(Problem) Restate the data exactly as given and keep the pictures out.

(Task material)

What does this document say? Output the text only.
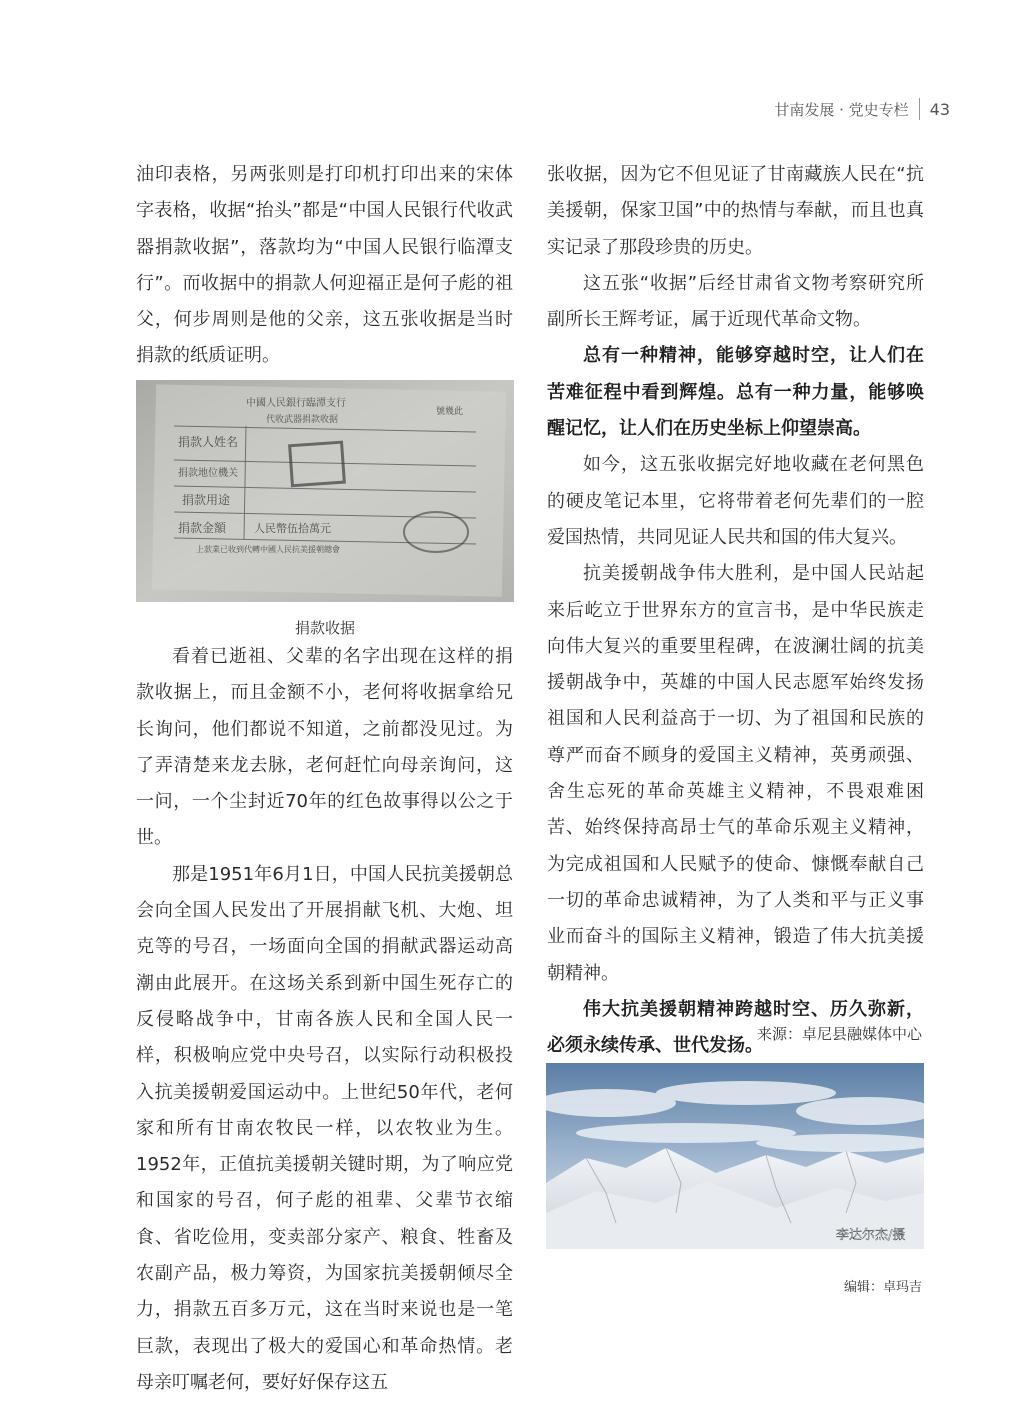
甘南发展 · 党史专栏 43

油印表格，另两张则是打印机打印出来的宋体字表格，收据“抬头”都是“中国人民银行代收武器捐款收据”，落款均为“中国人民银行临潭支行”。而收据中的捐款人何迎福正是何子彪的祖父，何步周则是他的父亲，这五张收据是当时捐款的纸质证明。

中國人民銀行臨潭支行
代收武器捐款收据
號幾此
捐款人姓名
捐款地位機关
捐款用途
捐款金額	人民幣伍拾萬元
上款業已收到代轉中國人民抗美援朝總會
捐款收据

看着已逝祖、父辈的名字出现在这样的捐款收据上，而且金额不小，老何将收据拿给兄长询问，他们都说不知道，之前都没见过。为了弄清楚来龙去脉，老何赶忙向母亲询问，这一问，一个尘封近70年的红色故事得以公之于世。

那是1951年6月1日，中国人民抗美援朝总会向全国人民发出了开展捐献飞机、大炮、坦克等的号召，一场面向全国的捐献武器运动高潮由此展开。在这场关系到新中国生死存亡的反侵略战争中，甘南各族人民和全国人民一样，积极响应党中央号召，以实际行动积极投入抗美援朝爱国运动中。上世纪50年代，老何家和所有甘南农牧民一样，以农牧业为生。1952年，正值抗美援朝关键时期，为了响应党和国家的号召，何子彪的祖辈、父辈节衣缩食、省吃俭用，变卖部分家产、粮食、牲畜及农副产品，极力筹资，为国家抗美援朝倾尽全力，捐款五百多万元，这在当时来说也是一笔巨款，表现出了极大的爱国心和革命热情。老母亲叮嘱老何，要好好保存这五

张收据，因为它不但见证了甘南藏族人民在“抗美援朝，保家卫国”中的热情与奉献，而且也真实记录了那段珍贵的历史。

这五张“收据”后经甘肃省文物考察研究所副所长王辉考证，属于近现代革命文物。

总有一种精神，能够穿越时空，让人们在苦难征程中看到辉煌。总有一种力量，能够唤醒记忆，让人们在历史坐标上仰望崇高。

如今，这五张收据完好地收藏在老何黑色的硬皮笔记本里，它将带着老何先辈们的一腔爱国热情，共同见证人民共和国的伟大复兴。

抗美援朝战争伟大胜利，是中国人民站起来后屹立于世界东方的宣言书，是中华民族走向伟大复兴的重要里程碑，在波澜壮阔的抗美援朝战争中，英雄的中国人民志愿军始终发扬祖国和人民利益高于一切、为了祖国和民族的尊严而奋不顾身的爱国主义精神，英勇顽强、舍生忘死的革命英雄主义精神，不畏艰难困苦、始终保持高昂士气的革命乐观主义精神，为完成祖国和人民赋予的使命、慷慨奉献自己一切的革命忠诚精神，为了人类和平与正义事业而奋斗的国际主义精神，锻造了伟大抗美援朝精神。

伟大抗美援朝精神跨越时空、历久弥新，必须永续传承、世代发扬。

来源：卓尼县融媒体中心
李达尔杰/摄
编辑：卓玛吉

(Answer to this task)
What does this document say? Output the text only.
甘南发展 · 党史专栏 43

油印表格，另两张则是打印机打印出来的宋体字表格，收据“抬头”都是“中国人民银行代收武器捐款收据”，落款均为“中国人民银行临潭支行”。而收据中的捐款人何迎福正是何子彪的祖父，何步周则是他的父亲，这五张收据是当时捐款的纸质证明。

中國人民銀行臨潭支行
代收武器捐款收据
號幾此
捐款人姓名
捐款地位機关
捐款用途
捐款金額	人民幣伍拾萬元
上款業已收到代轉中國人民抗美援朝總會
捐款收据

看着已逝祖、父辈的名字出现在这样的捐款收据上，而且金额不小，老何将收据拿给兄长询问，他们都说不知道，之前都没见过。为了弄清楚来龙去脉，老何赶忙向母亲询问，这一问，一个尘封近70年的红色故事得以公之于世。

那是1951年6月1日，中国人民抗美援朝总会向全国人民发出了开展捐献飞机、大炮、坦克等的号召，一场面向全国的捐献武器运动高潮由此展开。在这场关系到新中国生死存亡的反侵略战争中，甘南各族人民和全国人民一样，积极响应党中央号召，以实际行动积极投入抗美援朝爱国运动中。上世纪50年代，老何家和所有甘南农牧民一样，以农牧业为生。1952年，正值抗美援朝关键时期，为了响应党和国家的号召，何子彪的祖辈、父辈节衣缩食、省吃俭用，变卖部分家产、粮食、牲畜及农副产品，极力筹资，为国家抗美援朝倾尽全力，捐款五百多万元，这在当时来说也是一笔巨款，表现出了极大的爱国心和革命热情。老母亲叮嘱老何，要好好保存这五

张收据，因为它不但见证了甘南藏族人民在“抗美援朝，保家卫国”中的热情与奉献，而且也真实记录了那段珍贵的历史。

这五张“收据”后经甘肃省文物考察研究所副所长王辉考证，属于近现代革命文物。

总有一种精神，能够穿越时空，让人们在苦难征程中看到辉煌。总有一种力量，能够唤醒记忆，让人们在历史坐标上仰望崇高。

如今，这五张收据完好地收藏在老何黑色的硬皮笔记本里，它将带着老何先辈们的一腔爱国热情，共同见证人民共和国的伟大复兴。

抗美援朝战争伟大胜利，是中国人民站起来后屹立于世界东方的宣言书，是中华民族走向伟大复兴的重要里程碑，在波澜壮阔的抗美援朝战争中，英雄的中国人民志愿军始终发扬祖国和人民利益高于一切、为了祖国和民族的尊严而奋不顾身的爱国主义精神，英勇顽强、舍生忘死的革命英雄主义精神，不畏艰难困苦、始终保持高昂士气的革命乐观主义精神，为完成祖国和人民赋予的使命、慷慨奉献自己一切的革命忠诚精神，为了人类和平与正义事业而奋斗的国际主义精神，锻造了伟大抗美援朝精神。

伟大抗美援朝精神跨越时空、历久弥新，必须永续传承、世代发扬。

来源：卓尼县融媒体中心
李达尔杰/摄
编辑：卓玛吉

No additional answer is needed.